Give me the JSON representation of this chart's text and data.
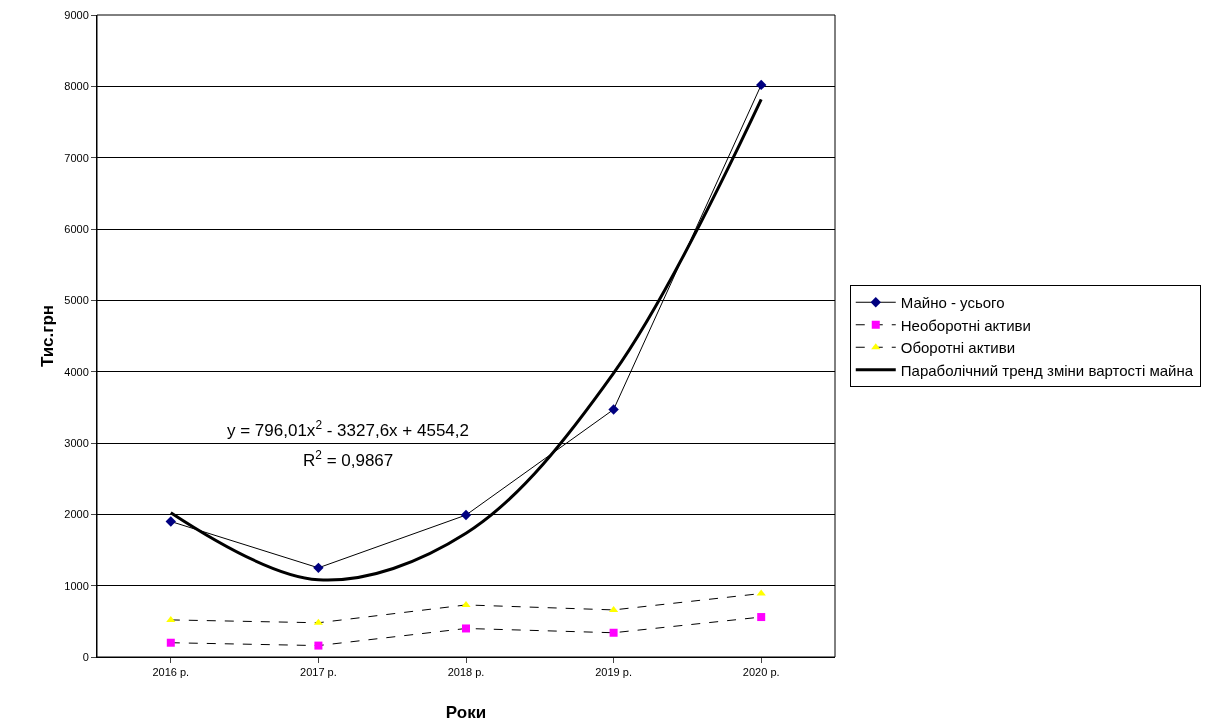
{
  "chart_data": {
    "type": "line",
    "xlabel": "Роки",
    "ylabel": "Тис.грн",
    "categories": [
      "2016 р.",
      "2017 р.",
      "2018 р.",
      "2019 р.",
      "2020 р."
    ],
    "series": [
      {
        "name": "Майно - усього",
        "color": "#000080",
        "marker": "diamond",
        "line_style": "solid",
        "values": [
          1900,
          1250,
          1990,
          3470,
          8020
        ]
      },
      {
        "name": "Необоротні активи",
        "color": "#ff00ff",
        "marker": "square",
        "line_style": "dashed",
        "values": [
          200,
          160,
          400,
          340,
          560
        ]
      },
      {
        "name": "Оборотні активи",
        "color": "#ffff00",
        "marker": "triangle",
        "line_style": "dashed",
        "values": [
          520,
          480,
          730,
          660,
          890
        ]
      },
      {
        "name": "Параболічний тренд зміни вартості майна",
        "color": "#000000",
        "marker": "none",
        "line_style": "solid",
        "values": [
          2023,
          1083,
          1735,
          3980,
          7816
        ]
      }
    ],
    "ylim": [
      0,
      9000
    ],
    "yticks": [
      0,
      1000,
      2000,
      3000,
      4000,
      5000,
      6000,
      7000,
      8000,
      9000
    ],
    "grid": "y",
    "legend": "right",
    "annotations": [
      "y = 796,01x$^{2}$ - 3327,6x + 4554,2",
      "R$^{2}$ = 0,9867"
    ]
  }
}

--*--

» What the exercise asks
Without the pictures, reproduce every line of the records above exactly.

» Result below
Give me the JSON representation of this chart's text and data.
{
  "chart_data": {
    "type": "line",
    "xlabel": "Роки",
    "ylabel": "Тис.грн",
    "categories": [
      "2016 р.",
      "2017 р.",
      "2018 р.",
      "2019 р.",
      "2020 р."
    ],
    "series": [
      {
        "name": "Майно - усього",
        "color": "#000080",
        "marker": "diamond",
        "line_style": "solid",
        "values": [
          1900,
          1250,
          1990,
          3470,
          8020
        ]
      },
      {
        "name": "Необоротні активи",
        "color": "#ff00ff",
        "marker": "square",
        "line_style": "dashed",
        "values": [
          200,
          160,
          400,
          340,
          560
        ]
      },
      {
        "name": "Оборотні активи",
        "color": "#ffff00",
        "marker": "triangle",
        "line_style": "dashed",
        "values": [
          520,
          480,
          730,
          660,
          890
        ]
      },
      {
        "name": "Параболічний тренд зміни вартості майна",
        "color": "#000000",
        "marker": "none",
        "line_style": "solid",
        "values": [
          2023,
          1083,
          1735,
          3980,
          7816
        ]
      }
    ],
    "ylim": [
      0,
      9000
    ],
    "yticks": [
      0,
      1000,
      2000,
      3000,
      4000,
      5000,
      6000,
      7000,
      8000,
      9000
    ],
    "grid": "y",
    "legend": "right",
    "annotations": [
      "y = 796,01x$^{2}$ - 3327,6x + 4554,2",
      "R$^{2}$ = 0,9867"
    ]
  }
}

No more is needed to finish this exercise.